*Records shown*:
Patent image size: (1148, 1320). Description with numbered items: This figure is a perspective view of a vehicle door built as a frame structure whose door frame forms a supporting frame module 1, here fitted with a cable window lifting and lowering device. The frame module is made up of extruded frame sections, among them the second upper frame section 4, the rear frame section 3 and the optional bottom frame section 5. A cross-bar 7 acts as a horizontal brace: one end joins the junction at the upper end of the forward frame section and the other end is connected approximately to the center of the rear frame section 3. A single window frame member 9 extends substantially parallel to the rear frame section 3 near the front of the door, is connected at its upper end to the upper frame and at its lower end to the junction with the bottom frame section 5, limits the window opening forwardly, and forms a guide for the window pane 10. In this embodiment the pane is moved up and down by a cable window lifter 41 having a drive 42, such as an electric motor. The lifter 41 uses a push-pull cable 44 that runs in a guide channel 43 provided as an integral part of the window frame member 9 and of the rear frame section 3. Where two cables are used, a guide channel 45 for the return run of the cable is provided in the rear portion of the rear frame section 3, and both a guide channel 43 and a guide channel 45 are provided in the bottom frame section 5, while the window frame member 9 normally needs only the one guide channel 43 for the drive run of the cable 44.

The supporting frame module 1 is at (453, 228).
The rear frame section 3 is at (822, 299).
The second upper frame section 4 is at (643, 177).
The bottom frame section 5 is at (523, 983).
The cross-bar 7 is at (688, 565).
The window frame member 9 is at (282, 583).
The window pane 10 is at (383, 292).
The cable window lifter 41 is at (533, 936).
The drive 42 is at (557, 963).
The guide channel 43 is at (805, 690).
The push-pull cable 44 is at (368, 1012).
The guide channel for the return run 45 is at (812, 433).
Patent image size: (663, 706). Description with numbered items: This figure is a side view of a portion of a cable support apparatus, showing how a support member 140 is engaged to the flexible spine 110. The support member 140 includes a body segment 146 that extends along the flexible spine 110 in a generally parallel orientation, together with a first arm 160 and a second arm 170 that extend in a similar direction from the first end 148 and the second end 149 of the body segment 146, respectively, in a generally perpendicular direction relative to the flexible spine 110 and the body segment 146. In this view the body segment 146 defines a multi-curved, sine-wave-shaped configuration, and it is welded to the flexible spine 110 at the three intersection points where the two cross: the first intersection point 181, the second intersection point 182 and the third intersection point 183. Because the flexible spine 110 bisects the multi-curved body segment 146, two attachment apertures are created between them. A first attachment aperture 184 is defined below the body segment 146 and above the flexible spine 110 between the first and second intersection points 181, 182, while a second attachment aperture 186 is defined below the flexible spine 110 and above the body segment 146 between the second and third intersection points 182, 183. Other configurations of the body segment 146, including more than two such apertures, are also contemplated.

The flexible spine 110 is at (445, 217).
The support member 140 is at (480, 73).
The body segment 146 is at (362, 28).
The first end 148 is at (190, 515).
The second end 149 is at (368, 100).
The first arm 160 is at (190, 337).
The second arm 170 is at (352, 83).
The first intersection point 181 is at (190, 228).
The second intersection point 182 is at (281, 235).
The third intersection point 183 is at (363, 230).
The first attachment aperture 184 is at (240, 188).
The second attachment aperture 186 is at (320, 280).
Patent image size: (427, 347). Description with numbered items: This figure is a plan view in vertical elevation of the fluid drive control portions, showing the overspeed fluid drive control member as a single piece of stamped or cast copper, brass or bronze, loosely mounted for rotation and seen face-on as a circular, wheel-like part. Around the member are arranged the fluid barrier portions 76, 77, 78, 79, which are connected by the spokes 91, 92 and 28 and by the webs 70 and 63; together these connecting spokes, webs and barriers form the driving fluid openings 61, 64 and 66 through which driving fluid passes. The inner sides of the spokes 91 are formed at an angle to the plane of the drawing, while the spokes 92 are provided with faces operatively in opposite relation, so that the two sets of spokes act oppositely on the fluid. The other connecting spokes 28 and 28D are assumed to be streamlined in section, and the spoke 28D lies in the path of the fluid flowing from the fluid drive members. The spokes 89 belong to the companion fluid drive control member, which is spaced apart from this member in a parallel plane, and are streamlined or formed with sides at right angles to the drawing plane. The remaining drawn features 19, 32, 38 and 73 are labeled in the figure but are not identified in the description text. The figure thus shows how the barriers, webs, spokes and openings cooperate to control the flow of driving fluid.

*Objective*:
Copy out each line above that contains the string "first". Case counts, so match only that exact capitalization.

*Solution to this problem*:
Patent image size: (663, 706). Description with numbered items: This figure is a side view of a portion of a cable support apparatus, showing how a support member 140 is engaged to the flexible spine 110. The support member 140 includes a body segment 146 that extends along the flexible spine 110 in a generally parallel orientation, together with a first arm 160 and a second arm 170 that extend in a similar direction from the first end 148 and the second end 149 of the body segment 146, respectively, in a generally perpendicular direction relative to the flexible spine 110 and the body segment 146. In this view the body segment 146 defines a multi-curved, sine-wave-shaped configuration, and it is welded to the flexible spine 110 at the three intersection points where the two cross: the first intersection point 181, the second intersection point 182 and the third intersection point 183. Because the flexible spine 110 bisects the multi-curved body segment 146, two attachment apertures are created between them. A first attachment aperture 184 is defined below the body segment 146 and above the flexible spine 110 between the first and second intersection points 181, 182, while a second attachment aperture 186 is defined below the flexible spine 110 and above the body segment 146 between the second and third intersection points 182, 183. Other configurations of the body segment 146, including more than two such apertures, are also contemplated.
The first end 148 is at (190, 515).
The first arm 160 is at (190, 337).
The first intersection point 181 is at (190, 228).
The first attachment aperture 184 is at (240, 188).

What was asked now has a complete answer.